Compito da svolgere —
Riscrivi le righe dalla prima fino a quella che contiene "logo-text-ctx: CTX bbox=[687, 478, 725, 497]", entrambe incluse, mettendo "MEDIA ROOM" al posto di "GAME ROOM" e lasciando invariato tutto il resto.
--------------------------------
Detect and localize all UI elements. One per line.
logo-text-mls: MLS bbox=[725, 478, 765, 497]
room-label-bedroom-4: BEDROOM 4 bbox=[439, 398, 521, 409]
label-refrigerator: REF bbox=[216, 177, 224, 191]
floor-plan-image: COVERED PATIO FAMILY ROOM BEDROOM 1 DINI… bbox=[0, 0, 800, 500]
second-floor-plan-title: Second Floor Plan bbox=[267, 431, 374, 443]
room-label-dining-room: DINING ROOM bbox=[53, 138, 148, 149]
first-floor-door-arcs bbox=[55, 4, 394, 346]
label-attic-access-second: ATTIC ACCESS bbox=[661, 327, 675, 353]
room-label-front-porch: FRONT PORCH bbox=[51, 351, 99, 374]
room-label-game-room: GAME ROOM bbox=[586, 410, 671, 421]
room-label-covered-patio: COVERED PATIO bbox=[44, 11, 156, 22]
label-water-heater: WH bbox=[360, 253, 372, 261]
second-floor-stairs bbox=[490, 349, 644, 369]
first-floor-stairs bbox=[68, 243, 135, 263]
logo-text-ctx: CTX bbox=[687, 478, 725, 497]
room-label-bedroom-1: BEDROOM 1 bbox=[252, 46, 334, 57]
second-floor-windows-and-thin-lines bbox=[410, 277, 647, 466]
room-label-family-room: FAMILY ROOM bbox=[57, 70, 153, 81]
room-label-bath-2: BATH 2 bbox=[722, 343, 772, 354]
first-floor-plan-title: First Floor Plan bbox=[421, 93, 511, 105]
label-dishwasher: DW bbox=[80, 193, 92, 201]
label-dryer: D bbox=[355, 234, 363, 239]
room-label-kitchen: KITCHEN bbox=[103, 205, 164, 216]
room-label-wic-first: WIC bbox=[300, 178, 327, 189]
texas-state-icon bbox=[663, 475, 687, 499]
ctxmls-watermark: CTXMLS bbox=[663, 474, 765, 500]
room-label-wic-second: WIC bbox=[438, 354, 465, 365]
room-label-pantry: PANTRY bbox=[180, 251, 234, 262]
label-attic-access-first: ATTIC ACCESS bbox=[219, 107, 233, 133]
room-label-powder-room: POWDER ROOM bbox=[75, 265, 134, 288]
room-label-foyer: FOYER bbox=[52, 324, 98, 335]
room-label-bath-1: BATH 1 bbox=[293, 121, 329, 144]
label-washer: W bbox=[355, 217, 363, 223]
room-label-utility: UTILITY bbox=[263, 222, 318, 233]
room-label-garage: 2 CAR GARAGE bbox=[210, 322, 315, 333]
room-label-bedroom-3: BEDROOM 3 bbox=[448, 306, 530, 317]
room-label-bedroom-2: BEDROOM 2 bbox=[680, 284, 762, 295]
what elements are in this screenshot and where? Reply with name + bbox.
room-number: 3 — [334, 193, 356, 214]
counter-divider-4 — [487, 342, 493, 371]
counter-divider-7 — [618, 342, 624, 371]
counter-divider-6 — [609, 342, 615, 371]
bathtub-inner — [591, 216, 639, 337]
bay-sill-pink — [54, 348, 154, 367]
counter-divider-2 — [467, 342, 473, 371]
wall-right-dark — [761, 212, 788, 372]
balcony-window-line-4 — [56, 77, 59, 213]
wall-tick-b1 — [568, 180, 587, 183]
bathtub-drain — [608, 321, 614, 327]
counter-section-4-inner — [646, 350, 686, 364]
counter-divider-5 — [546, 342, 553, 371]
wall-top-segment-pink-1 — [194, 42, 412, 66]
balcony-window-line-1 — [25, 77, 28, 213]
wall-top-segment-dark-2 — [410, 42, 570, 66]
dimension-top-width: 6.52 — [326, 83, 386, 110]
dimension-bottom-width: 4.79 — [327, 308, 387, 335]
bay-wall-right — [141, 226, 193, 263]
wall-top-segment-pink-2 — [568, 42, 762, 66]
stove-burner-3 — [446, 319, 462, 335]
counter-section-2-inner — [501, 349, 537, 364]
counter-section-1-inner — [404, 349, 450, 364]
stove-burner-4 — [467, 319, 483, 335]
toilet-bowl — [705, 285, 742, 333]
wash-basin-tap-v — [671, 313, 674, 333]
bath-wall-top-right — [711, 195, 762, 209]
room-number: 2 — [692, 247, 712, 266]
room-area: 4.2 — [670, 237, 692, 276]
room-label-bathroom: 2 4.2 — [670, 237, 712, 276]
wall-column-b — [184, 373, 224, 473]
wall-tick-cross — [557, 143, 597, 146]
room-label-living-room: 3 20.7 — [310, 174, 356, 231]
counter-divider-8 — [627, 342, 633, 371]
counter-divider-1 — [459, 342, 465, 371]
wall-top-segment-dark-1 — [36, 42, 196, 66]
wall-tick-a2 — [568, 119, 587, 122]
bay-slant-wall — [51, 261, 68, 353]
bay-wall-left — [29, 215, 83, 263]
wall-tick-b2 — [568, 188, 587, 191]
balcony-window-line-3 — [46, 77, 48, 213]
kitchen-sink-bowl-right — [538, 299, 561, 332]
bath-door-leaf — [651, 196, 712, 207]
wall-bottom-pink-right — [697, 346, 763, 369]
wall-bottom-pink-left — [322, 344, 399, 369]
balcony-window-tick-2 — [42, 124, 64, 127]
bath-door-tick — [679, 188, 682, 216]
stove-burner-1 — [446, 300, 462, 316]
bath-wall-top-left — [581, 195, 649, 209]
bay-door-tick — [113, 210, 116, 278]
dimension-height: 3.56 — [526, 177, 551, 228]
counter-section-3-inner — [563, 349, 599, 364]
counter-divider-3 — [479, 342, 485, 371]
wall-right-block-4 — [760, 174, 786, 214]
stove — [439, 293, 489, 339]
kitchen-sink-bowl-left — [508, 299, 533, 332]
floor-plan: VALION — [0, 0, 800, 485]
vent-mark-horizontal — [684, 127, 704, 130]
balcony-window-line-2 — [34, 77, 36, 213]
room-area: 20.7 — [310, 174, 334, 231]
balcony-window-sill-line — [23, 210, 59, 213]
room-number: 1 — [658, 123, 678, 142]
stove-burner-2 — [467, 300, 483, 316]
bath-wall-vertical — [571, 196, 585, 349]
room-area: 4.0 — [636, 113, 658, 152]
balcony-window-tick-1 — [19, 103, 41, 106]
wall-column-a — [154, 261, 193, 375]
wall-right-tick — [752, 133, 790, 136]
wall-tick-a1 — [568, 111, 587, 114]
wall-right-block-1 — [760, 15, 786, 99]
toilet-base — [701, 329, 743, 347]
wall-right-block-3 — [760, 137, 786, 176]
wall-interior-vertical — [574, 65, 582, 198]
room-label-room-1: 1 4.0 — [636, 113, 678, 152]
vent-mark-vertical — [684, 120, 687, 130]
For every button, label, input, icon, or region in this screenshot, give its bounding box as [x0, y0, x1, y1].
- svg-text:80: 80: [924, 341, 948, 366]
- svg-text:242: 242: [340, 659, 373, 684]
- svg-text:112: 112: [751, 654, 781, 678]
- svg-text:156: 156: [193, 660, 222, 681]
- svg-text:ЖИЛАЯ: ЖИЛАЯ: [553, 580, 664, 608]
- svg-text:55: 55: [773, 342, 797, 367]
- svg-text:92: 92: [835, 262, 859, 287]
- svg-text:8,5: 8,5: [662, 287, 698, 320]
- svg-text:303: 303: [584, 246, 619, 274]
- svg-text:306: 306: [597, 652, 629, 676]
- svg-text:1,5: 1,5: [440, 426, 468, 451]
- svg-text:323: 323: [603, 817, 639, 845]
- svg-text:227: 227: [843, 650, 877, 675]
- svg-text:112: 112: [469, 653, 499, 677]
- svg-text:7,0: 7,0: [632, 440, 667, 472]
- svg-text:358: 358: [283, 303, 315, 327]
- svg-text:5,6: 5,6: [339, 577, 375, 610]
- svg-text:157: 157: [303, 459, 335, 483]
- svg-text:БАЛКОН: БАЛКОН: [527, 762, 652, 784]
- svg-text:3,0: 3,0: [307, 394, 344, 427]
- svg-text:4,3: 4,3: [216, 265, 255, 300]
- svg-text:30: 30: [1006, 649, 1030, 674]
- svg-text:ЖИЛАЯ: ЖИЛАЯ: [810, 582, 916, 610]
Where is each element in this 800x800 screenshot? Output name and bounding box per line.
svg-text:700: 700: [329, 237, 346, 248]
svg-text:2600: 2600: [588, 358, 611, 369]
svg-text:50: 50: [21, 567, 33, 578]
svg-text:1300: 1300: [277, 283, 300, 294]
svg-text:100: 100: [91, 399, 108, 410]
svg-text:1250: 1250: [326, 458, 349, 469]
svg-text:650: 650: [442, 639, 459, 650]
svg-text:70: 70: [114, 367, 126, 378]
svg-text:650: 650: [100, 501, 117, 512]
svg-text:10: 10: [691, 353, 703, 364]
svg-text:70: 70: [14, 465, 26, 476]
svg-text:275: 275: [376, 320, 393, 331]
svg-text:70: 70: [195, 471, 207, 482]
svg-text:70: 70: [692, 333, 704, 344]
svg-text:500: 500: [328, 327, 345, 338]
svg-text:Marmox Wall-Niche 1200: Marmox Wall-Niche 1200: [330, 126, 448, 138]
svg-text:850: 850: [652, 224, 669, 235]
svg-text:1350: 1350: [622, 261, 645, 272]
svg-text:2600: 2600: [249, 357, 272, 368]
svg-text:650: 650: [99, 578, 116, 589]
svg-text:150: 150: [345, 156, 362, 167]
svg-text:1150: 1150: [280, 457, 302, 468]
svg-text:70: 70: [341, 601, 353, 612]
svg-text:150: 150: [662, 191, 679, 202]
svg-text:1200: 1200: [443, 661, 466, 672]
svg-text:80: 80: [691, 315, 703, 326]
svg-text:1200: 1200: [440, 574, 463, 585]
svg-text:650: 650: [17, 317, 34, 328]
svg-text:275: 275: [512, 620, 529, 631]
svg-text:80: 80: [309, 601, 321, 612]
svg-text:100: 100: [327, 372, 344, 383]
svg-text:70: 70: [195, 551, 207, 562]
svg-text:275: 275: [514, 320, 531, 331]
--------------------------------
Risultato del compito —
Detect and localize all UI elements. One per line.
logo-text-mls: MLS bbox=[725, 478, 765, 497]
room-label-bedroom-4: BEDROOM 4 bbox=[439, 398, 521, 409]
label-refrigerator: REF bbox=[216, 177, 224, 191]
floor-plan-image: COVERED PATIO FAMILY ROOM BEDROOM 1 DINI… bbox=[0, 0, 800, 500]
second-floor-plan-title: Second Floor Plan bbox=[267, 431, 374, 443]
room-label-dining-room: DINING ROOM bbox=[53, 138, 148, 149]
first-floor-door-arcs bbox=[55, 4, 394, 346]
label-attic-access-second: ATTIC ACCESS bbox=[661, 327, 675, 353]
room-label-front-porch: FRONT PORCH bbox=[51, 351, 99, 374]
room-label-game-room: MEDIA ROOM bbox=[586, 410, 671, 421]
room-label-covered-patio: COVERED PATIO bbox=[44, 11, 156, 22]
label-water-heater: WH bbox=[360, 253, 372, 261]
second-floor-stairs bbox=[490, 349, 644, 369]
first-floor-stairs bbox=[68, 243, 135, 263]
logo-text-ctx: CTX bbox=[687, 478, 725, 497]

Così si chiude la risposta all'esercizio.